[START OF Data excerpts]

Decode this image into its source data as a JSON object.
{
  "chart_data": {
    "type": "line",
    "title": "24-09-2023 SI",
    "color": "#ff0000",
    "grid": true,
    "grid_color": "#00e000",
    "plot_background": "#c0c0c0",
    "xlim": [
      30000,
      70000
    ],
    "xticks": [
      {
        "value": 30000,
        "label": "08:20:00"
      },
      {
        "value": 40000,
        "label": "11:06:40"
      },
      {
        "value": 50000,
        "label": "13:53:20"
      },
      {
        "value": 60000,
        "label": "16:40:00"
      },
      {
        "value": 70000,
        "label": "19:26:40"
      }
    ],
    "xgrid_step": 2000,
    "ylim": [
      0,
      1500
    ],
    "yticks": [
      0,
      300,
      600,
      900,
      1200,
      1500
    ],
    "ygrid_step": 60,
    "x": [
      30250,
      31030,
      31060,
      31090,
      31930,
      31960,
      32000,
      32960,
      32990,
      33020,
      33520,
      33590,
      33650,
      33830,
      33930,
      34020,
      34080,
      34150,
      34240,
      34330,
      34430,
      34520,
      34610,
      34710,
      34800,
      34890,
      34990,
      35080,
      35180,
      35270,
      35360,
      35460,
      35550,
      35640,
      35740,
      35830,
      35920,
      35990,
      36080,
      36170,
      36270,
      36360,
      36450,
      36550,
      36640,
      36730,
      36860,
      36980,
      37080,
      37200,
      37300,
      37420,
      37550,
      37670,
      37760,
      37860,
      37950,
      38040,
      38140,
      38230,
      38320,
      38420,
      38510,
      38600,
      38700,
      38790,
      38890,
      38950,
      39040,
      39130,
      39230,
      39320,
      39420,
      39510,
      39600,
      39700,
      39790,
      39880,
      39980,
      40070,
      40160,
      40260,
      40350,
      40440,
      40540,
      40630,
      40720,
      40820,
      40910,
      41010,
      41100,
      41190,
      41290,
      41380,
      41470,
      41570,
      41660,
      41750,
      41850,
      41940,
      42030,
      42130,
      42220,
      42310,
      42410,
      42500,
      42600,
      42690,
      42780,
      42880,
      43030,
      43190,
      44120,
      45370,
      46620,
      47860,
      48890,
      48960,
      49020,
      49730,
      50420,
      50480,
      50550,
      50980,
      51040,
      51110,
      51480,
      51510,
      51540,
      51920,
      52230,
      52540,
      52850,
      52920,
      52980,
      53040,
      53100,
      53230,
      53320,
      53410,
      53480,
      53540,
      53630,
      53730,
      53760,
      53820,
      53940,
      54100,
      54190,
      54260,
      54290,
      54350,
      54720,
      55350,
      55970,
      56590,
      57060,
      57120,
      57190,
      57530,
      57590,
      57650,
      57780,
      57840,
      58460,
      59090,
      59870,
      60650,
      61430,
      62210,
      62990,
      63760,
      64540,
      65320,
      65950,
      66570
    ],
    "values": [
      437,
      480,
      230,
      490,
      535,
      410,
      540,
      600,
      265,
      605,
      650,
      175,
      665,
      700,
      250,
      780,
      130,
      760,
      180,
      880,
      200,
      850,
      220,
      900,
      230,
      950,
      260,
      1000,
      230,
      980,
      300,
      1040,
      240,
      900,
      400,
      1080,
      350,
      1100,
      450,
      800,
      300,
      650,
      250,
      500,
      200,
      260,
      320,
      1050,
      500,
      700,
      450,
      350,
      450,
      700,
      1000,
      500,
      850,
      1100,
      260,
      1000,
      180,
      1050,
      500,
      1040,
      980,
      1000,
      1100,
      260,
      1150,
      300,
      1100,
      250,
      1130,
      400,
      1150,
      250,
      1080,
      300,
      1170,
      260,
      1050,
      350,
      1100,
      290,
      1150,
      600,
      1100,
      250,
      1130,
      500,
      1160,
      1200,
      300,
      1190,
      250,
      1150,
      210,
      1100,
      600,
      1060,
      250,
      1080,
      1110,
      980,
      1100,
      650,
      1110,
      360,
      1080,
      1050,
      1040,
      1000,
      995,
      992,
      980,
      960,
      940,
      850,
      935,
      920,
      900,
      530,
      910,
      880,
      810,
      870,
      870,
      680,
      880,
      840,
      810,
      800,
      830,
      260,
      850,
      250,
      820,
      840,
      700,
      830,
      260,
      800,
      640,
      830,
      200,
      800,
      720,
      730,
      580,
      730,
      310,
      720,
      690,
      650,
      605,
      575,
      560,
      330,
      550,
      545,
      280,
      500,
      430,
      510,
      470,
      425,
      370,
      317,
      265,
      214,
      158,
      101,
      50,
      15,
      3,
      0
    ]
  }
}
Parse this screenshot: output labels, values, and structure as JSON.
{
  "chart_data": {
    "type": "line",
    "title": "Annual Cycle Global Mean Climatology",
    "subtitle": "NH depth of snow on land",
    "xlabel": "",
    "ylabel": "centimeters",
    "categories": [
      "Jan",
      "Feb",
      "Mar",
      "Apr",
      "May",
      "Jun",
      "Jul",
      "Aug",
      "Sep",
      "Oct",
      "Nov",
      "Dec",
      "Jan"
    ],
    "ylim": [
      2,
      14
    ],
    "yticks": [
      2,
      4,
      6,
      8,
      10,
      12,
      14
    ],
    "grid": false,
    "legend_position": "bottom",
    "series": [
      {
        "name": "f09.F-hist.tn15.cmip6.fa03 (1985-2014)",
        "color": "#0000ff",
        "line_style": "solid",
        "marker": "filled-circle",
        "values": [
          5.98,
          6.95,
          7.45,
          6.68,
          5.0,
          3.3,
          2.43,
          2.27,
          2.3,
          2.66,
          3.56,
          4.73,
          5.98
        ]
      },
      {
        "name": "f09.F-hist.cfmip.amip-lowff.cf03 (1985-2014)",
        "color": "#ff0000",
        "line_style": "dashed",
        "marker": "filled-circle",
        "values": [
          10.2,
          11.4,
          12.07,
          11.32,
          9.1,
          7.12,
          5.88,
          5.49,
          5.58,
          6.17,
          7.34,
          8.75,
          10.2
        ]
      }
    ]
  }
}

[END OF Data excerpts]

Each line above must be reproduced exactly as it stands.

Decode this image into its source data as a JSON object.
{
  "chart_data": {
    "type": "line",
    "title": "24-09-2023 SI",
    "color": "#ff0000",
    "grid": true,
    "grid_color": "#00e000",
    "plot_background": "#c0c0c0",
    "xlim": [
      30000,
      70000
    ],
    "xticks": [
      {
        "value": 30000,
        "label": "08:20:00"
      },
      {
        "value": 40000,
        "label": "11:06:40"
      },
      {
        "value": 50000,
        "label": "13:53:20"
      },
      {
        "value": 60000,
        "label": "16:40:00"
      },
      {
        "value": 70000,
        "label": "19:26:40"
      }
    ],
    "xgrid_step": 2000,
    "ylim": [
      0,
      1500
    ],
    "yticks": [
      0,
      300,
      600,
      900,
      1200,
      1500
    ],
    "ygrid_step": 60,
    "x": [
      30250,
      31030,
      31060,
      31090,
      31930,
      31960,
      32000,
      32960,
      32990,
      33020,
      33520,
      33590,
      33650,
      33830,
      33930,
      34020,
      34080,
      34150,
      34240,
      34330,
      34430,
      34520,
      34610,
      34710,
      34800,
      34890,
      34990,
      35080,
      35180,
      35270,
      35360,
      35460,
      35550,
      35640,
      35740,
      35830,
      35920,
      35990,
      36080,
      36170,
      36270,
      36360,
      36450,
      36550,
      36640,
      36730,
      36860,
      36980,
      37080,
      37200,
      37300,
      37420,
      37550,
      37670,
      37760,
      37860,
      37950,
      38040,
      38140,
      38230,
      38320,
      38420,
      38510,
      38600,
      38700,
      38790,
      38890,
      38950,
      39040,
      39130,
      39230,
      39320,
      39420,
      39510,
      39600,
      39700,
      39790,
      39880,
      39980,
      40070,
      40160,
      40260,
      40350,
      40440,
      40540,
      40630,
      40720,
      40820,
      40910,
      41010,
      41100,
      41190,
      41290,
      41380,
      41470,
      41570,
      41660,
      41750,
      41850,
      41940,
      42030,
      42130,
      42220,
      42310,
      42410,
      42500,
      42600,
      42690,
      42780,
      42880,
      43030,
      43190,
      44120,
      45370,
      46620,
      47860,
      48890,
      48960,
      49020,
      49730,
      50420,
      50480,
      50550,
      50980,
      51040,
      51110,
      51480,
      51510,
      51540,
      51920,
      52230,
      52540,
      52850,
      52920,
      52980,
      53040,
      53100,
      53230,
      53320,
      53410,
      53480,
      53540,
      53630,
      53730,
      53760,
      53820,
      53940,
      54100,
      54190,
      54260,
      54290,
      54350,
      54720,
      55350,
      55970,
      56590,
      57060,
      57120,
      57190,
      57530,
      57590,
      57650,
      57780,
      57840,
      58460,
      59090,
      59870,
      60650,
      61430,
      62210,
      62990,
      63760,
      64540,
      65320,
      65950,
      66570
    ],
    "values": [
      437,
      480,
      230,
      490,
      535,
      410,
      540,
      600,
      265,
      605,
      650,
      175,
      665,
      700,
      250,
      780,
      130,
      760,
      180,
      880,
      200,
      850,
      220,
      900,
      230,
      950,
      260,
      1000,
      230,
      980,
      300,
      1040,
      240,
      900,
      400,
      1080,
      350,
      1100,
      450,
      800,
      300,
      650,
      250,
      500,
      200,
      260,
      320,
      1050,
      500,
      700,
      450,
      350,
      450,
      700,
      1000,
      500,
      850,
      1100,
      260,
      1000,
      180,
      1050,
      500,
      1040,
      980,
      1000,
      1100,
      260,
      1150,
      300,
      1100,
      250,
      1130,
      400,
      1150,
      250,
      1080,
      300,
      1170,
      260,
      1050,
      350,
      1100,
      290,
      1150,
      600,
      1100,
      250,
      1130,
      500,
      1160,
      1200,
      300,
      1190,
      250,
      1150,
      210,
      1100,
      600,
      1060,
      250,
      1080,
      1110,
      980,
      1100,
      650,
      1110,
      360,
      1080,
      1050,
      1040,
      1000,
      995,
      992,
      980,
      960,
      940,
      850,
      935,
      920,
      900,
      530,
      910,
      880,
      810,
      870,
      870,
      680,
      880,
      840,
      810,
      800,
      830,
      260,
      850,
      250,
      820,
      840,
      700,
      830,
      260,
      800,
      640,
      830,
      200,
      800,
      720,
      730,
      580,
      730,
      310,
      720,
      690,
      650,
      605,
      575,
      560,
      330,
      550,
      545,
      280,
      500,
      430,
      510,
      470,
      425,
      370,
      317,
      265,
      214,
      158,
      101,
      50,
      15,
      3,
      0
    ]
  }
}
Parse this screenshot: output labels, values, and structure as JSON.
{
  "chart_data": {
    "type": "line",
    "title": "Annual Cycle Global Mean Climatology",
    "subtitle": "NH depth of snow on land",
    "xlabel": "",
    "ylabel": "centimeters",
    "categories": [
      "Jan",
      "Feb",
      "Mar",
      "Apr",
      "May",
      "Jun",
      "Jul",
      "Aug",
      "Sep",
      "Oct",
      "Nov",
      "Dec",
      "Jan"
    ],
    "ylim": [
      2,
      14
    ],
    "yticks": [
      2,
      4,
      6,
      8,
      10,
      12,
      14
    ],
    "grid": false,
    "legend_position": "bottom",
    "series": [
      {
        "name": "f09.F-hist.tn15.cmip6.fa03 (1985-2014)",
        "color": "#0000ff",
        "line_style": "solid",
        "marker": "filled-circle",
        "values": [
          5.98,
          6.95,
          7.45,
          6.68,
          5.0,
          3.3,
          2.43,
          2.27,
          2.3,
          2.66,
          3.56,
          4.73,
          5.98
        ]
      },
      {
        "name": "f09.F-hist.cfmip.amip-lowff.cf03 (1985-2014)",
        "color": "#ff0000",
        "line_style": "dashed",
        "marker": "filled-circle",
        "values": [
          10.2,
          11.4,
          12.07,
          11.32,
          9.1,
          7.12,
          5.88,
          5.49,
          5.58,
          6.17,
          7.34,
          8.75,
          10.2
        ]
      }
    ]
  }
}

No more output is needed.